#### SHORT EXERCISE:
Read the material below and tally how many lines hold the word "podać", giving the number and nothing else.

#### ENTRIES SHOWN:

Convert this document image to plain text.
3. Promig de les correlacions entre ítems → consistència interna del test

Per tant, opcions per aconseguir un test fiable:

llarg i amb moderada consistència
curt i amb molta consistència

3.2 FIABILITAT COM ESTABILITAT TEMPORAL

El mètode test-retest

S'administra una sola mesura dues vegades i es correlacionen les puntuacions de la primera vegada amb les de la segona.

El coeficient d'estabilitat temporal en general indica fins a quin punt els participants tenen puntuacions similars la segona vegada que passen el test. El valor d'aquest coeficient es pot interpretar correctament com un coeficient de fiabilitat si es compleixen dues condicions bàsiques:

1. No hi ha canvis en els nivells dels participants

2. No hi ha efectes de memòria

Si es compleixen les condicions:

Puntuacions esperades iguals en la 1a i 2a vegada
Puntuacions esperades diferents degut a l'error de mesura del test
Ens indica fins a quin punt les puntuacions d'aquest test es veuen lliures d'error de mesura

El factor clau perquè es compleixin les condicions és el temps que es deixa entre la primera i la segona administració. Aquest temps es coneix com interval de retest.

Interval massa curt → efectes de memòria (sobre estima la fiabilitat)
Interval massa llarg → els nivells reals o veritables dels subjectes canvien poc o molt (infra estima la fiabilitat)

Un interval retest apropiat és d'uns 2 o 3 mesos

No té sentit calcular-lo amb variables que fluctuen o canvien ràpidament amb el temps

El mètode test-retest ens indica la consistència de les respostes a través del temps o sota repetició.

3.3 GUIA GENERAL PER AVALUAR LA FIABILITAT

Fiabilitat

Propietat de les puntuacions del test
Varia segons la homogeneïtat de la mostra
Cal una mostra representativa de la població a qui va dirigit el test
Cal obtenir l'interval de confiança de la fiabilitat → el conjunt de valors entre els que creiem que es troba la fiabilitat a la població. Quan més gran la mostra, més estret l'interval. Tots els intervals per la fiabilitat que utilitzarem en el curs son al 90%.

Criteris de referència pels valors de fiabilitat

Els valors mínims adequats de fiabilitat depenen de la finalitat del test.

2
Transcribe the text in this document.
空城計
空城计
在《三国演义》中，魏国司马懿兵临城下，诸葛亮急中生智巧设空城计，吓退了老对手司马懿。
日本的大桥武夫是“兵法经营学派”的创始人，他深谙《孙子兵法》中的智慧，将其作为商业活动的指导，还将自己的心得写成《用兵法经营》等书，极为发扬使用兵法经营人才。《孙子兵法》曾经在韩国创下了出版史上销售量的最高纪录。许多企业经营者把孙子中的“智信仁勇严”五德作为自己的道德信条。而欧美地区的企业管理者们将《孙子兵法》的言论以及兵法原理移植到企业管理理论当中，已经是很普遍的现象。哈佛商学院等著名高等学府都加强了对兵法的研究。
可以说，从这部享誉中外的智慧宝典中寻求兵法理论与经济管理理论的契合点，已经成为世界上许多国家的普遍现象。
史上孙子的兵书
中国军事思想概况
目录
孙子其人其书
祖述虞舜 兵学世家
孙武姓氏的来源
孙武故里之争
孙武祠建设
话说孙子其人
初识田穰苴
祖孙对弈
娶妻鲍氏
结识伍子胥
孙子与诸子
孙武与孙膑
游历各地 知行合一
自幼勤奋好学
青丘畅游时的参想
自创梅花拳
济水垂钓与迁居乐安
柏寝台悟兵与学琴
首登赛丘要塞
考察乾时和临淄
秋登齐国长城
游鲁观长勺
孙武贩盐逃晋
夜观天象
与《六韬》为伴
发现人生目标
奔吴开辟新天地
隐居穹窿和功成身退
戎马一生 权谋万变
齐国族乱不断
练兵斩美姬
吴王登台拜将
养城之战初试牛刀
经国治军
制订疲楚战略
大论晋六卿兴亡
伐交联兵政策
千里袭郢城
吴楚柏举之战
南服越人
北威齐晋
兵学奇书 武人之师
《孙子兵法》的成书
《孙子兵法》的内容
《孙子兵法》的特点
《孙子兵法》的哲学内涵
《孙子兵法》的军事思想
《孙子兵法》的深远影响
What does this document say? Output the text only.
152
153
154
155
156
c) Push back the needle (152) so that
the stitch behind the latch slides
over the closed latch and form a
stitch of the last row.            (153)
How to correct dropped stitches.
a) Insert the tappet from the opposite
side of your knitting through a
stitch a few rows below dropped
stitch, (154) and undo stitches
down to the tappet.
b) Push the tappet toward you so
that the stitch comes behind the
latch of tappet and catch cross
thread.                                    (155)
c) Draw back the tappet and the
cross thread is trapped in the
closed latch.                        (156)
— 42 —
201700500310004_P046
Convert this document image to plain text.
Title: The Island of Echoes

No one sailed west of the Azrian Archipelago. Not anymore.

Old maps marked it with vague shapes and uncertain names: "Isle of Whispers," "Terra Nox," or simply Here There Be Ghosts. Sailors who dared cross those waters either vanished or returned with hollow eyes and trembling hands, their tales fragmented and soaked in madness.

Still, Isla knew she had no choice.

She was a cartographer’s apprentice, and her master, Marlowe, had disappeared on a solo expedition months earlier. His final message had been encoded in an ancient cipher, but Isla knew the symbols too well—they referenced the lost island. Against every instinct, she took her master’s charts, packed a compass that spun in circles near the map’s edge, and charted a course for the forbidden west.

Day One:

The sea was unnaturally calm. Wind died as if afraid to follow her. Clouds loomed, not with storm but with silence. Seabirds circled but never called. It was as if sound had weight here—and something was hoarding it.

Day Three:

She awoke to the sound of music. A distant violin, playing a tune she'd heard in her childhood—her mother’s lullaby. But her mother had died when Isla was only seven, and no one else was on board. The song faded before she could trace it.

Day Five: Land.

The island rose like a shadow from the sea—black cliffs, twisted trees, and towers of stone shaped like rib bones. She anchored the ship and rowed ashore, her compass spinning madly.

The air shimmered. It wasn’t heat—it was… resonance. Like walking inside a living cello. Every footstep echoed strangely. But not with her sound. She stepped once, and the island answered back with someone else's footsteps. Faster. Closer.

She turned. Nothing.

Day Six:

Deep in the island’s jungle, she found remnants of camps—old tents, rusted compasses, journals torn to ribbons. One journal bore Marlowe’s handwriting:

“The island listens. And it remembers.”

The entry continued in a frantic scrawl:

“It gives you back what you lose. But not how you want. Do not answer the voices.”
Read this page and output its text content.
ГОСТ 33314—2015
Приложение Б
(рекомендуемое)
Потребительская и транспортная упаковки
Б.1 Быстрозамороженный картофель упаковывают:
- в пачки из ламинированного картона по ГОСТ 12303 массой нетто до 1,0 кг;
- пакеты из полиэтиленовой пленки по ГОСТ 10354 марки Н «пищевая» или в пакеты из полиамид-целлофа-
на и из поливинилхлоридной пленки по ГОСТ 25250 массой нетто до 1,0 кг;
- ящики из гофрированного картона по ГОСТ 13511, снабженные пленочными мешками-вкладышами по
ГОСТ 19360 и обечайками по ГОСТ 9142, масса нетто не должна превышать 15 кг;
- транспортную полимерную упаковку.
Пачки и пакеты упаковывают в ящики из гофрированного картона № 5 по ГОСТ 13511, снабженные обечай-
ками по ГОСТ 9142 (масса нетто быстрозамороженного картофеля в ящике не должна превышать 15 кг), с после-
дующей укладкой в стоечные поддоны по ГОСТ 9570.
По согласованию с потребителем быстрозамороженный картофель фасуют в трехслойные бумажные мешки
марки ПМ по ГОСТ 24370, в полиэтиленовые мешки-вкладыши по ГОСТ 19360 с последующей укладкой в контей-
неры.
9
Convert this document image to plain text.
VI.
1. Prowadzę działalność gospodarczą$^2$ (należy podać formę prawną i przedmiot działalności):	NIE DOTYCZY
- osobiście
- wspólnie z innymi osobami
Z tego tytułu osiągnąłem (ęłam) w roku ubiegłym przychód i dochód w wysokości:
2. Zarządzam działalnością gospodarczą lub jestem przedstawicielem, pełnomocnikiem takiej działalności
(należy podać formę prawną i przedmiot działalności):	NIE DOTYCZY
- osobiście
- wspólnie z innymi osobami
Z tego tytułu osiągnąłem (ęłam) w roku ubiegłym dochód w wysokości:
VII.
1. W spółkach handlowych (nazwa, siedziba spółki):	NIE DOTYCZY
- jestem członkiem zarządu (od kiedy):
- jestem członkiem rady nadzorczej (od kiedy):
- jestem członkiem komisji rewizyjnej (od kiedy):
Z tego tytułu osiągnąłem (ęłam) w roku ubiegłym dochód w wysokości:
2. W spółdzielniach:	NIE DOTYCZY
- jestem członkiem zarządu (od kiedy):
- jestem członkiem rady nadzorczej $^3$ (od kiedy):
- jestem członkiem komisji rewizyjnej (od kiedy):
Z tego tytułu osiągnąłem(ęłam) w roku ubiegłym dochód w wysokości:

#### FULL SOLUTION:
2